Data entries:
┄┄┄┄┄┄

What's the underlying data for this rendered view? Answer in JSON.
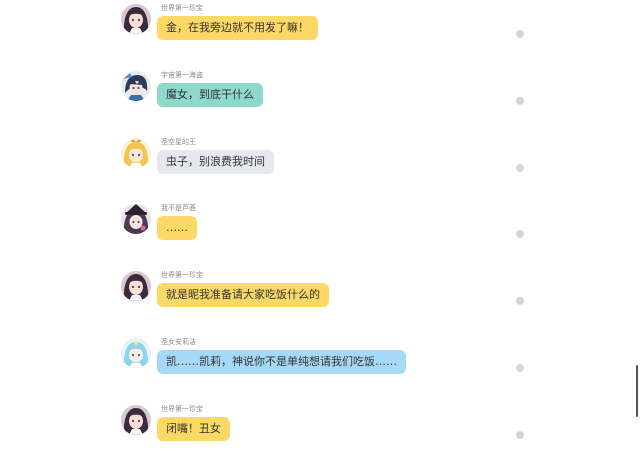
{
  "colors": {
    "yellow_bubble": "#fcd866",
    "teal_bubble": "#8fd9cc",
    "gray_bubble": "#e5e8ef",
    "blue_bubble": "#a6d9f5",
    "status_dot": "#d5d5d5"
  },
  "messages": [
    {
      "sender": "世界第一珍宝",
      "text": "金，在我旁边就不用发了嘛！",
      "bubble_color": "#fcd866",
      "avatar_icon": "dark-hair-girl-avatar"
    },
    {
      "sender": "宇宙第一海盗",
      "text": "魔女，到底干什么",
      "bubble_color": "#8fd9cc",
      "avatar_icon": "pirate-boy-avatar"
    },
    {
      "sender": "圣空星的王",
      "text": "虫子，别浪费我时间",
      "bubble_color": "#e5e8ef",
      "avatar_icon": "blonde-king-avatar"
    },
    {
      "sender": "我不是芦荟",
      "text": "……",
      "bubble_color": "#fcd866",
      "avatar_icon": "witch-girl-avatar"
    },
    {
      "sender": "世界第一珍宝",
      "text": "就是昵我准备请大家吃饭什么的",
      "bubble_color": "#fcd866",
      "avatar_icon": "dark-hair-girl-avatar"
    },
    {
      "sender": "圣女安莉洁",
      "text": "凯……凯莉，神说你不是单纯想请我们吃饭……",
      "bubble_color": "#a6d9f5",
      "avatar_icon": "blue-hair-saint-avatar"
    },
    {
      "sender": "世界第一珍宝",
      "text": "闭嘴！丑女",
      "bubble_color": "#fcd866",
      "avatar_icon": "dark-hair-girl-avatar"
    }
  ]
}
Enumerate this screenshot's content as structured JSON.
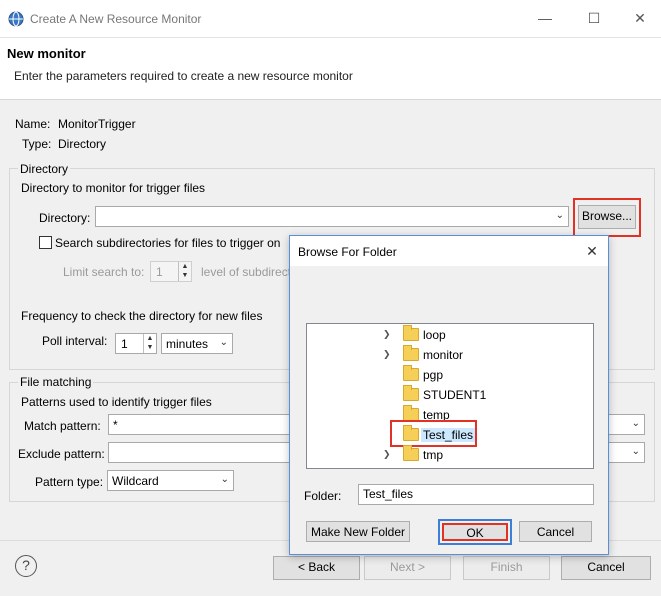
{
  "window": {
    "title": "Create A New Resource Monitor"
  },
  "header": {
    "title": "New monitor",
    "description": "Enter the parameters required to create a new resource monitor"
  },
  "info": {
    "name_label": "Name:",
    "name_value": "MonitorTrigger",
    "type_label": "Type:",
    "type_value": "Directory"
  },
  "directory": {
    "group_label": "Directory",
    "subtitle": "Directory to monitor for trigger files",
    "directory_label": "Directory:",
    "directory_value": "",
    "browse_label": "Browse...",
    "search_sub_label": "Search subdirectories for files to trigger on",
    "limit_label": "Limit search to:",
    "limit_value": "1",
    "level_label": "level of subdirect"
  },
  "frequency": {
    "subtitle": "Frequency to check the directory for new files",
    "poll_label": "Poll interval:",
    "poll_value": "1",
    "unit_value": "minutes"
  },
  "file_matching": {
    "group_label": "File matching",
    "subtitle": "Patterns used to identify trigger files",
    "match_label": "Match pattern:",
    "match_value": "*",
    "exclude_label": "Exclude pattern:",
    "exclude_value": "",
    "type_label": "Pattern type:",
    "type_value": "Wildcard"
  },
  "footer": {
    "back_label": "< Back",
    "next_label": "Next >",
    "finish_label": "Finish",
    "cancel_label": "Cancel"
  },
  "browse_dialog": {
    "title": "Browse For Folder",
    "folders": [
      {
        "name": "loop",
        "expandable": true
      },
      {
        "name": "monitor",
        "expandable": true
      },
      {
        "name": "pgp",
        "expandable": false
      },
      {
        "name": "STUDENT1",
        "expandable": false
      },
      {
        "name": "temp",
        "expandable": false
      },
      {
        "name": "Test_files",
        "expandable": false,
        "selected": true
      },
      {
        "name": "tmp",
        "expandable": true
      }
    ],
    "folder_label": "Folder:",
    "folder_value": "Test_files",
    "make_new_folder_label": "Make New Folder",
    "ok_label": "OK",
    "cancel_label": "Cancel"
  },
  "colors": {
    "highlight": "#e03326",
    "selection": "#cce8ff",
    "folder": "#f6cf59"
  }
}
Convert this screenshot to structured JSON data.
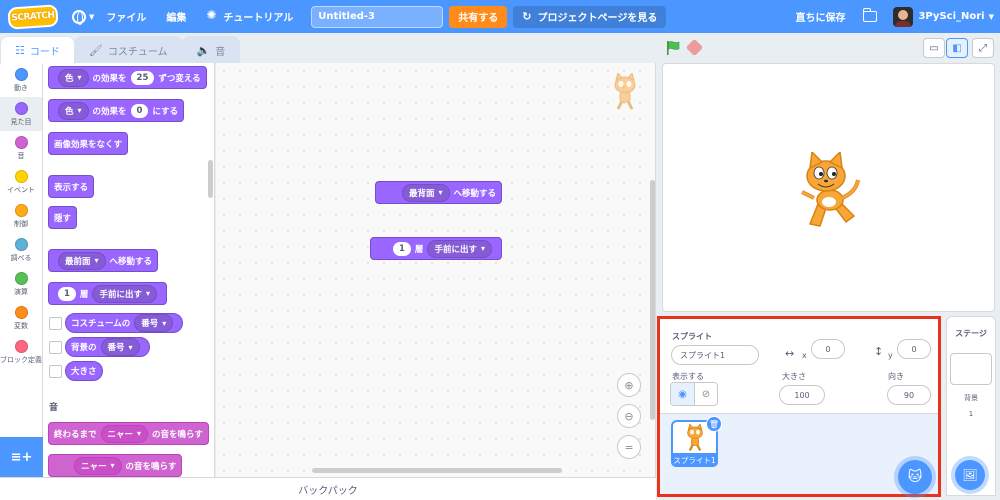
{
  "menubar": {
    "logo": "SCRATCH",
    "file": "ファイル",
    "edit": "編集",
    "tutorials": "チュートリアル",
    "project_title": "Untitled-3",
    "share": "共有する",
    "project_page": "プロジェクトページを見る",
    "save_now": "直ちに保存",
    "username": "3PySci_Nori"
  },
  "tabs": [
    {
      "label": "コード",
      "icon": "code-icon"
    },
    {
      "label": "コスチューム",
      "icon": "brush-icon"
    },
    {
      "label": "音",
      "icon": "speaker-icon"
    }
  ],
  "categories": [
    {
      "label": "動き",
      "color": "#4c97ff"
    },
    {
      "label": "見た目",
      "color": "#9966ff"
    },
    {
      "label": "音",
      "color": "#cf63cf"
    },
    {
      "label": "イベント",
      "color": "#ffd500"
    },
    {
      "label": "制御",
      "color": "#ffab19"
    },
    {
      "label": "調べる",
      "color": "#5cb1d6"
    },
    {
      "label": "演算",
      "color": "#59c059"
    },
    {
      "label": "変数",
      "color": "#ff8c1a"
    },
    {
      "label": "ブロック定義",
      "color": "#ff6680"
    }
  ],
  "palette": {
    "b1": {
      "a": "色",
      "b": "の効果を",
      "num": "25",
      "c": "ずつ変える"
    },
    "b2": {
      "a": "色",
      "b": "の効果を",
      "num": "0",
      "c": "にする"
    },
    "b3": "画像効果をなくす",
    "b4": "表示する",
    "b5": "隠す",
    "b6": {
      "a": "最前面",
      "b": "へ移動する"
    },
    "b7": {
      "num": "1",
      "a": "層",
      "b": "手前に出す"
    },
    "r1": {
      "a": "コスチュームの",
      "b": "番号"
    },
    "r2": {
      "a": "背景の",
      "b": "番号"
    },
    "r3": "大きさ",
    "sound_heading": "音",
    "s1": {
      "a": "終わるまで",
      "b": "ニャー",
      "c": "の音を鳴らす"
    },
    "s2": {
      "b": "ニャー",
      "c": "の音を鳴らす"
    }
  },
  "workspace": {
    "w1": {
      "a": "最背面",
      "b": "へ移動する"
    },
    "w2": {
      "num": "1",
      "a": "層",
      "b": "手前に出す"
    }
  },
  "backpack": "バックパック",
  "sprite_info": {
    "label_sprite": "スプライト",
    "sprite_name": "スプライト1",
    "x_label": "x",
    "x_value": "0",
    "y_label": "y",
    "y_value": "0",
    "show_label": "表示する",
    "size_label": "大きさ",
    "size_value": "100",
    "direction_label": "向き",
    "direction_value": "90"
  },
  "sprite_list": [
    {
      "name": "スプライト1"
    }
  ],
  "stage_target": {
    "title": "ステージ",
    "backdrop_label": "背景",
    "backdrop_count": "1"
  },
  "colors": {
    "menubar": "#4c97ff",
    "looks": "#9966ff",
    "sound": "#cf63cf",
    "share": "#ff8c1a",
    "highlight": "#e8321b"
  }
}
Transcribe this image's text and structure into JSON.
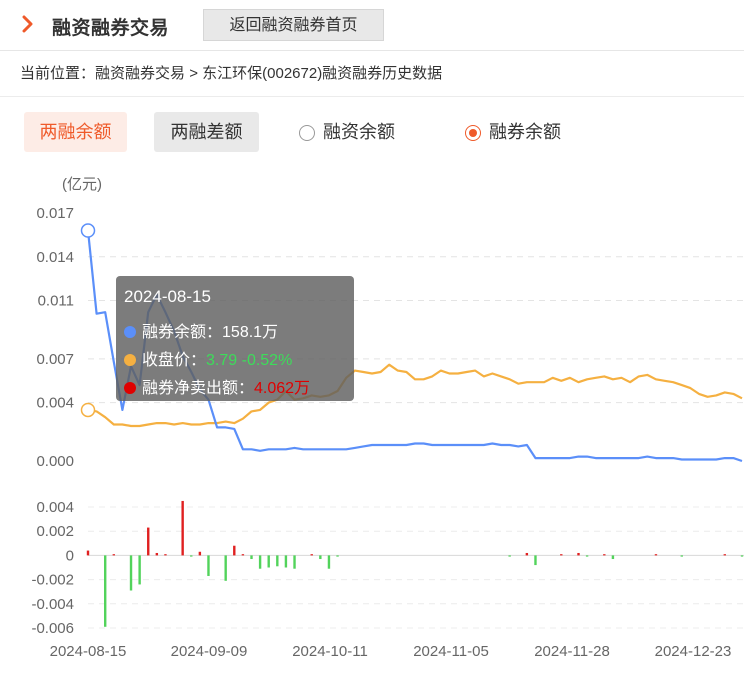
{
  "header": {
    "title": "融资融券交易",
    "back_label": "返回融资融券首页"
  },
  "breadcrumb": {
    "prefix": "当前位置：",
    "link": "融资融券交易",
    "sep": " > ",
    "current": "东江环保(002672)融资融券历史数据"
  },
  "tabs": [
    {
      "label": "两融余额",
      "active": true
    },
    {
      "label": "两融差额",
      "active": false
    }
  ],
  "radios": [
    {
      "label": "融资余额",
      "selected": false
    },
    {
      "label": "融券余额",
      "selected": true
    }
  ],
  "colors": {
    "balance": "#5b8ff9",
    "price": "#f5b041",
    "net_pos": "#e02020",
    "net_neg": "#52d35b",
    "accent": "#ef5a2a"
  },
  "tooltip": {
    "date": "2024-08-15",
    "rows": [
      {
        "label": "融券余额：",
        "value": "158.1万",
        "value2": "",
        "color": "#5b8ff9",
        "value_color": "#ffffff"
      },
      {
        "label": "收盘价：",
        "value": "3.79",
        "value2": "-0.52%",
        "color": "#f5b041",
        "value_color": "#3ddc5a"
      },
      {
        "label": "融券净卖出额：",
        "value": "4.062万",
        "value2": "",
        "color": "#e00000",
        "value_color": "#e00000"
      }
    ]
  },
  "chart_data": [
    {
      "type": "line",
      "ylabel": "(亿元)",
      "ylim": [
        0,
        0.017
      ],
      "yticks": [
        "0.017",
        "0.014",
        "0.011",
        "0.007",
        "0.004",
        "0.000"
      ],
      "grid": true,
      "x_tick_labels": [
        "2024-08-15",
        "2024-09-09",
        "2024-10-11",
        "2024-11-05",
        "2024-11-28",
        "2024-12-23"
      ],
      "series": [
        {
          "name": "融券余额",
          "values": [
            0.0158,
            0.0101,
            0.0102,
            0.0068,
            0.0035,
            0.0065,
            0.0052,
            0.0102,
            0.0114,
            0.0102,
            0.0089,
            0.0072,
            0.0061,
            0.0049,
            0.0042,
            0.0023,
            0.0023,
            0.0022,
            0.0008,
            0.0008,
            0.0007,
            0.0008,
            0.0008,
            0.0008,
            0.0009,
            0.0008,
            0.0008,
            0.0008,
            0.0008,
            0.0008,
            0.0008,
            0.0009,
            0.001,
            0.0011,
            0.0011,
            0.0011,
            0.0011,
            0.0011,
            0.0012,
            0.0012,
            0.0011,
            0.0011,
            0.0011,
            0.0011,
            0.0011,
            0.0011,
            0.0011,
            0.0012,
            0.0011,
            0.0011,
            0.001,
            0.0011,
            0.0002,
            0.0002,
            0.0002,
            0.0002,
            0.0002,
            0.0003,
            0.0003,
            0.0002,
            0.0002,
            0.0002,
            0.0002,
            0.0002,
            0.0002,
            0.0003,
            0.0002,
            0.0002,
            0.0002,
            0.0001,
            0.0001,
            0.0001,
            0.0001,
            0.0001,
            0.0002,
            0.0002,
            0.0
          ]
        },
        {
          "name": "收盘价",
          "values": [
            0.0035,
            0.0034,
            0.003,
            0.0025,
            0.0025,
            0.0024,
            0.0024,
            0.0025,
            0.0026,
            0.0026,
            0.0025,
            0.0026,
            0.0025,
            0.0025,
            0.0026,
            0.0026,
            0.0027,
            0.0026,
            0.0029,
            0.0034,
            0.0035,
            0.004,
            0.0042,
            0.0048,
            0.0042,
            0.0043,
            0.0045,
            0.0044,
            0.0045,
            0.0048,
            0.0057,
            0.0062,
            0.0061,
            0.006,
            0.0061,
            0.0066,
            0.0062,
            0.0061,
            0.0056,
            0.0056,
            0.0058,
            0.0062,
            0.006,
            0.006,
            0.0061,
            0.0062,
            0.0058,
            0.006,
            0.0058,
            0.0056,
            0.0053,
            0.0054,
            0.0054,
            0.0054,
            0.0057,
            0.0055,
            0.0057,
            0.0054,
            0.0056,
            0.0057,
            0.0058,
            0.0056,
            0.0057,
            0.0054,
            0.0058,
            0.0059,
            0.0056,
            0.0055,
            0.0054,
            0.0052,
            0.005,
            0.0046,
            0.0044,
            0.0045,
            0.0047,
            0.0046,
            0.0043
          ]
        }
      ]
    },
    {
      "type": "bar",
      "ylim": [
        -0.006,
        0.005
      ],
      "yticks": [
        "0.004",
        "0.002",
        "0",
        "-0.002",
        "-0.004",
        "-0.006"
      ],
      "series": [
        {
          "name": "融券净卖出额",
          "values": [
            0.0004,
            0.0,
            -0.0059,
            0.0001,
            0.0,
            -0.0029,
            -0.0024,
            0.0023,
            0.0002,
            0.0001,
            0.0,
            0.0045,
            -0.0001,
            0.0003,
            -0.0017,
            0.0,
            -0.0021,
            0.0008,
            0.0001,
            -0.0003,
            -0.0011,
            -0.001,
            -0.0009,
            -0.001,
            -0.0011,
            0.0,
            0.0001,
            -0.0003,
            -0.0011,
            -0.0001,
            0.0,
            0.0,
            0.0,
            0.0,
            0.0,
            0.0,
            0.0,
            0.0,
            0.0,
            0.0,
            0.0,
            0.0,
            0.0,
            0.0,
            0.0,
            0.0,
            0.0,
            0.0,
            0.0,
            -0.0001,
            0.0,
            0.0002,
            -0.0008,
            0.0,
            0.0,
            0.0001,
            0.0,
            0.0002,
            -0.0001,
            0.0,
            0.0001,
            -0.0003,
            0.0,
            0.0,
            0.0,
            0.0,
            0.0001,
            0.0,
            0.0,
            -0.0001,
            0.0,
            0.0,
            0.0,
            0.0,
            0.0001,
            0.0,
            -0.0001
          ]
        }
      ]
    }
  ]
}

┄┄┄┄┄┄

## Instructions for the task
Leave out every line without the string "selected" and copy the rest.

## Task answer
        "selected": true
      "selected": false
      "selected": true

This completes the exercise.